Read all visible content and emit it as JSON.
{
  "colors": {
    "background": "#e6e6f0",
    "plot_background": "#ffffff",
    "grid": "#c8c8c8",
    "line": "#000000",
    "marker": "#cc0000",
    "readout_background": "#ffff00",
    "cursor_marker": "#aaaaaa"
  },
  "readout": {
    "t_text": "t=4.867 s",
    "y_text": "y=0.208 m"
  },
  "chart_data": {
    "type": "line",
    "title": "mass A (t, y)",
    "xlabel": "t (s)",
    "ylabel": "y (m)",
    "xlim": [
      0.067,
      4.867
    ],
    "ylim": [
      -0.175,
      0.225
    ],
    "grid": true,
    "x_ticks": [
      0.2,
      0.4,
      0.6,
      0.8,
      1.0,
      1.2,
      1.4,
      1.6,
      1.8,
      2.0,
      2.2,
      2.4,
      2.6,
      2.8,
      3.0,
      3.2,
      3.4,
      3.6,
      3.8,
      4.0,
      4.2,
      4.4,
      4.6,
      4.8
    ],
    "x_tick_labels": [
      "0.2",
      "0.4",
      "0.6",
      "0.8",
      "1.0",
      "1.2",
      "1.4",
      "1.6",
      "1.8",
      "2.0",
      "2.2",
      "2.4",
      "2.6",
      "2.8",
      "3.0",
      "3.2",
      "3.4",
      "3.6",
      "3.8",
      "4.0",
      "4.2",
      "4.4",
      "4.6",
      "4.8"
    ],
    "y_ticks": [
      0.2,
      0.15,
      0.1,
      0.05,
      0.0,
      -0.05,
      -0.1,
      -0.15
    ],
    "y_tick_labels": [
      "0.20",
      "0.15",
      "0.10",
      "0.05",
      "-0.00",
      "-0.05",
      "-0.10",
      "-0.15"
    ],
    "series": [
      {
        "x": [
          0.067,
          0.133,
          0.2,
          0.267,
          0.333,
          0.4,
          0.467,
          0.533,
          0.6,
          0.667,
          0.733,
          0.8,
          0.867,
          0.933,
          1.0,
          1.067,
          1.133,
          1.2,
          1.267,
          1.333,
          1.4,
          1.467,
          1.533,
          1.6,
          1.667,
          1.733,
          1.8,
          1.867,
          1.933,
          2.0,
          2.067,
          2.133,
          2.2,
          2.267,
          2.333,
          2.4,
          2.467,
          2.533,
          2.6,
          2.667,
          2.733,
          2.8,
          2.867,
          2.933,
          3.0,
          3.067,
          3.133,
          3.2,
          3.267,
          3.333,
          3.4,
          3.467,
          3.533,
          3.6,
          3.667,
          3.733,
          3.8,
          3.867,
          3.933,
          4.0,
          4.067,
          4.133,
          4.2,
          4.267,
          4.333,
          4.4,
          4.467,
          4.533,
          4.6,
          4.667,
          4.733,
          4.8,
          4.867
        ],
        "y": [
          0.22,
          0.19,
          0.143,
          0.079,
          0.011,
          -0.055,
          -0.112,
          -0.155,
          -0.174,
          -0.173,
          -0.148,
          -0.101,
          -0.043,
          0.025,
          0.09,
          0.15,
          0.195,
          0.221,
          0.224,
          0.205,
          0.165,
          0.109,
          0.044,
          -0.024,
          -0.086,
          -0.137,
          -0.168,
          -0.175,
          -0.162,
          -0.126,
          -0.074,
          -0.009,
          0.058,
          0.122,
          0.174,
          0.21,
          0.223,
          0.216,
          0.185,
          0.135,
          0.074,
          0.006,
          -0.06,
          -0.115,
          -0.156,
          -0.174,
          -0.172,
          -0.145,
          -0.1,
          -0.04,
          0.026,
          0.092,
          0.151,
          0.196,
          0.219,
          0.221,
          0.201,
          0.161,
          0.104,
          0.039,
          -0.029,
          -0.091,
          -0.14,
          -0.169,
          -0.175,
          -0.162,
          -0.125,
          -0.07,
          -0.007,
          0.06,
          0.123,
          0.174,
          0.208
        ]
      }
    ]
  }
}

· · · · · · ·

▶ _Exercise details_: Your task is to quote the listing above word for word.

▶ _Final result_:
Read all visible content and emit it as JSON.
{
  "colors": {
    "background": "#e6e6f0",
    "plot_background": "#ffffff",
    "grid": "#c8c8c8",
    "line": "#000000",
    "marker": "#cc0000",
    "readout_background": "#ffff00",
    "cursor_marker": "#aaaaaa"
  },
  "readout": {
    "t_text": "t=4.867 s",
    "y_text": "y=0.208 m"
  },
  "chart_data": {
    "type": "line",
    "title": "mass A (t, y)",
    "xlabel": "t (s)",
    "ylabel": "y (m)",
    "xlim": [
      0.067,
      4.867
    ],
    "ylim": [
      -0.175,
      0.225
    ],
    "grid": true,
    "x_ticks": [
      0.2,
      0.4,
      0.6,
      0.8,
      1.0,
      1.2,
      1.4,
      1.6,
      1.8,
      2.0,
      2.2,
      2.4,
      2.6,
      2.8,
      3.0,
      3.2,
      3.4,
      3.6,
      3.8,
      4.0,
      4.2,
      4.4,
      4.6,
      4.8
    ],
    "x_tick_labels": [
      "0.2",
      "0.4",
      "0.6",
      "0.8",
      "1.0",
      "1.2",
      "1.4",
      "1.6",
      "1.8",
      "2.0",
      "2.2",
      "2.4",
      "2.6",
      "2.8",
      "3.0",
      "3.2",
      "3.4",
      "3.6",
      "3.8",
      "4.0",
      "4.2",
      "4.4",
      "4.6",
      "4.8"
    ],
    "y_ticks": [
      0.2,
      0.15,
      0.1,
      0.05,
      0.0,
      -0.05,
      -0.1,
      -0.15
    ],
    "y_tick_labels": [
      "0.20",
      "0.15",
      "0.10",
      "0.05",
      "-0.00",
      "-0.05",
      "-0.10",
      "-0.15"
    ],
    "series": [
      {
        "x": [
          0.067,
          0.133,
          0.2,
          0.267,
          0.333,
          0.4,
          0.467,
          0.533,
          0.6,
          0.667,
          0.733,
          0.8,
          0.867,
          0.933,
          1.0,
          1.067,
          1.133,
          1.2,
          1.267,
          1.333,
          1.4,
          1.467,
          1.533,
          1.6,
          1.667,
          1.733,
          1.8,
          1.867,
          1.933,
          2.0,
          2.067,
          2.133,
          2.2,
          2.267,
          2.333,
          2.4,
          2.467,
          2.533,
          2.6,
          2.667,
          2.733,
          2.8,
          2.867,
          2.933,
          3.0,
          3.067,
          3.133,
          3.2,
          3.267,
          3.333,
          3.4,
          3.467,
          3.533,
          3.6,
          3.667,
          3.733,
          3.8,
          3.867,
          3.933,
          4.0,
          4.067,
          4.133,
          4.2,
          4.267,
          4.333,
          4.4,
          4.467,
          4.533,
          4.6,
          4.667,
          4.733,
          4.8,
          4.867
        ],
        "y": [
          0.22,
          0.19,
          0.143,
          0.079,
          0.011,
          -0.055,
          -0.112,
          -0.155,
          -0.174,
          -0.173,
          -0.148,
          -0.101,
          -0.043,
          0.025,
          0.09,
          0.15,
          0.195,
          0.221,
          0.224,
          0.205,
          0.165,
          0.109,
          0.044,
          -0.024,
          -0.086,
          -0.137,
          -0.168,
          -0.175,
          -0.162,
          -0.126,
          -0.074,
          -0.009,
          0.058,
          0.122,
          0.174,
          0.21,
          0.223,
          0.216,
          0.185,
          0.135,
          0.074,
          0.006,
          -0.06,
          -0.115,
          -0.156,
          -0.174,
          -0.172,
          -0.145,
          -0.1,
          -0.04,
          0.026,
          0.092,
          0.151,
          0.196,
          0.219,
          0.221,
          0.201,
          0.161,
          0.104,
          0.039,
          -0.029,
          -0.091,
          -0.14,
          -0.169,
          -0.175,
          -0.162,
          -0.125,
          -0.07,
          -0.007,
          0.06,
          0.123,
          0.174,
          0.208
        ]
      }
    ]
  }
}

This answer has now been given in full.